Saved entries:
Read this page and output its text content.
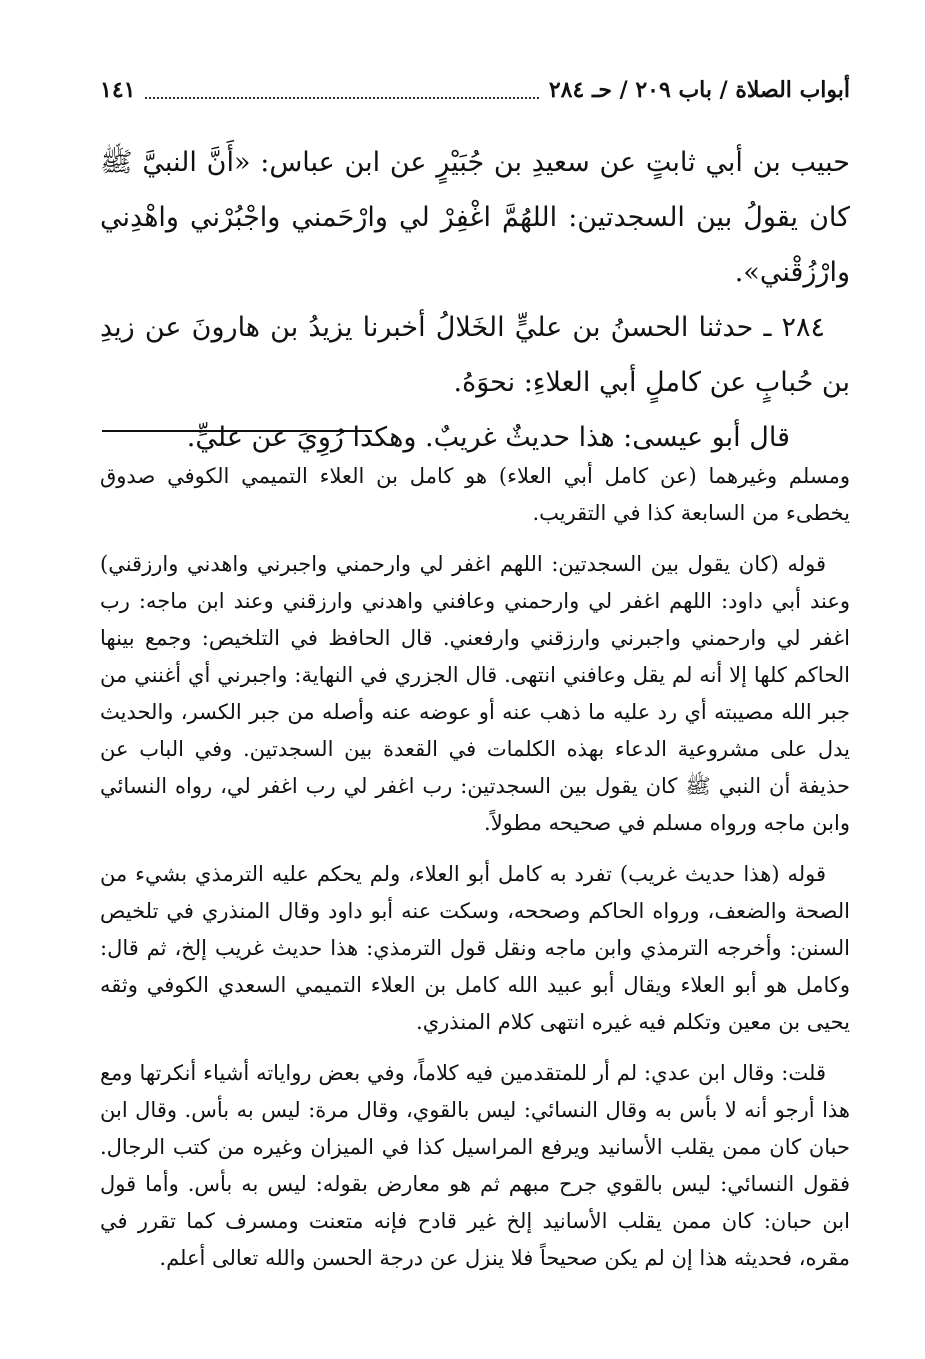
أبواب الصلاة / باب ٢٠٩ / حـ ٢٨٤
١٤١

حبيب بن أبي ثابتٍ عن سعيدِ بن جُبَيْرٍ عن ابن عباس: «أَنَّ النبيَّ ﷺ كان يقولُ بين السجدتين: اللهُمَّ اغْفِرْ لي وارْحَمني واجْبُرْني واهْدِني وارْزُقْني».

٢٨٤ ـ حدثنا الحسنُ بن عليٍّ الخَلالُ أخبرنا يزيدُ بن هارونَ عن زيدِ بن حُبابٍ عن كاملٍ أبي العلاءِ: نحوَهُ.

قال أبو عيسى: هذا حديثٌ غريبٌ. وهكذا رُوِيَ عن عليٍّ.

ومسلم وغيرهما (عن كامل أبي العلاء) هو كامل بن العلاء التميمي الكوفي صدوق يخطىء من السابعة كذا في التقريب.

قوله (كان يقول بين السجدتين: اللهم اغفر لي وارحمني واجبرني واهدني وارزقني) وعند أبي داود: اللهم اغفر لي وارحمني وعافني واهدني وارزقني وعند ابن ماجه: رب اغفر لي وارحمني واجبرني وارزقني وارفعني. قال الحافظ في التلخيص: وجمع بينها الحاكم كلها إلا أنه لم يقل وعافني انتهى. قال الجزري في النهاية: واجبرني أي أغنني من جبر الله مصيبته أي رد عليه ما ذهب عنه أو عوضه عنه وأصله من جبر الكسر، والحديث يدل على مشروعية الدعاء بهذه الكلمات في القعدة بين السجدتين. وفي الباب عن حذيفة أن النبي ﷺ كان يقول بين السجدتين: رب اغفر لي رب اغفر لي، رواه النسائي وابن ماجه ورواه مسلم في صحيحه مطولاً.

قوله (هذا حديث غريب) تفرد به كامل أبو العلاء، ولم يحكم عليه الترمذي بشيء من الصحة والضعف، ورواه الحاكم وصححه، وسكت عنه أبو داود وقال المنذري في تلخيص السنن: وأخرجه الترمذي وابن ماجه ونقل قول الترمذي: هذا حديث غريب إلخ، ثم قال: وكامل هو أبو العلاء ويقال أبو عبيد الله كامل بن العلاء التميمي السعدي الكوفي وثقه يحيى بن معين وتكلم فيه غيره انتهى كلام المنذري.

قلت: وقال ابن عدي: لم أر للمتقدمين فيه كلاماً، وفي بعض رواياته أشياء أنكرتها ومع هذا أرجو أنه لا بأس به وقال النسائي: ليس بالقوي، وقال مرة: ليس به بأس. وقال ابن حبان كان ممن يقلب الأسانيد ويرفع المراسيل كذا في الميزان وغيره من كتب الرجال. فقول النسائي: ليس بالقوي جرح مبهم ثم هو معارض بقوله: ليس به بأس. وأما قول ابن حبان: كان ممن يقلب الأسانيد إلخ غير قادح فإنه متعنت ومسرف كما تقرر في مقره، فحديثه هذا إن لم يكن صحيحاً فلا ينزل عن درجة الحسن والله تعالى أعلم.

What is needed
Copy the whole of the material above exactly, but not its images.

Exercise output
Read this page and output its text content.
أبواب الصلاة / باب ٢٠٩ / حـ ٢٨٤
١٤١

حبيب بن أبي ثابتٍ عن سعيدِ بن جُبَيْرٍ عن ابن عباس: «أَنَّ النبيَّ ﷺ كان يقولُ بين السجدتين: اللهُمَّ اغْفِرْ لي وارْحَمني واجْبُرْني واهْدِني وارْزُقْني».

٢٨٤ ـ حدثنا الحسنُ بن عليٍّ الخَلالُ أخبرنا يزيدُ بن هارونَ عن زيدِ بن حُبابٍ عن كاملٍ أبي العلاءِ: نحوَهُ.

قال أبو عيسى: هذا حديثٌ غريبٌ. وهكذا رُوِيَ عن عليٍّ.

ومسلم وغيرهما (عن كامل أبي العلاء) هو كامل بن العلاء التميمي الكوفي صدوق يخطىء من السابعة كذا في التقريب.

قوله (كان يقول بين السجدتين: اللهم اغفر لي وارحمني واجبرني واهدني وارزقني) وعند أبي داود: اللهم اغفر لي وارحمني وعافني واهدني وارزقني وعند ابن ماجه: رب اغفر لي وارحمني واجبرني وارزقني وارفعني. قال الحافظ في التلخيص: وجمع بينها الحاكم كلها إلا أنه لم يقل وعافني انتهى. قال الجزري في النهاية: واجبرني أي أغنني من جبر الله مصيبته أي رد عليه ما ذهب عنه أو عوضه عنه وأصله من جبر الكسر، والحديث يدل على مشروعية الدعاء بهذه الكلمات في القعدة بين السجدتين. وفي الباب عن حذيفة أن النبي ﷺ كان يقول بين السجدتين: رب اغفر لي رب اغفر لي، رواه النسائي وابن ماجه ورواه مسلم في صحيحه مطولاً.

قوله (هذا حديث غريب) تفرد به كامل أبو العلاء، ولم يحكم عليه الترمذي بشيء من الصحة والضعف، ورواه الحاكم وصححه، وسكت عنه أبو داود وقال المنذري في تلخيص السنن: وأخرجه الترمذي وابن ماجه ونقل قول الترمذي: هذا حديث غريب إلخ، ثم قال: وكامل هو أبو العلاء ويقال أبو عبيد الله كامل بن العلاء التميمي السعدي الكوفي وثقه يحيى بن معين وتكلم فيه غيره انتهى كلام المنذري.

قلت: وقال ابن عدي: لم أر للمتقدمين فيه كلاماً، وفي بعض رواياته أشياء أنكرتها ومع هذا أرجو أنه لا بأس به وقال النسائي: ليس بالقوي، وقال مرة: ليس به بأس. وقال ابن حبان كان ممن يقلب الأسانيد ويرفع المراسيل كذا في الميزان وغيره من كتب الرجال. فقول النسائي: ليس بالقوي جرح مبهم ثم هو معارض بقوله: ليس به بأس. وأما قول ابن حبان: كان ممن يقلب الأسانيد إلخ غير قادح فإنه متعنت ومسرف كما تقرر في مقره، فحديثه هذا إن لم يكن صحيحاً فلا ينزل عن درجة الحسن والله تعالى أعلم.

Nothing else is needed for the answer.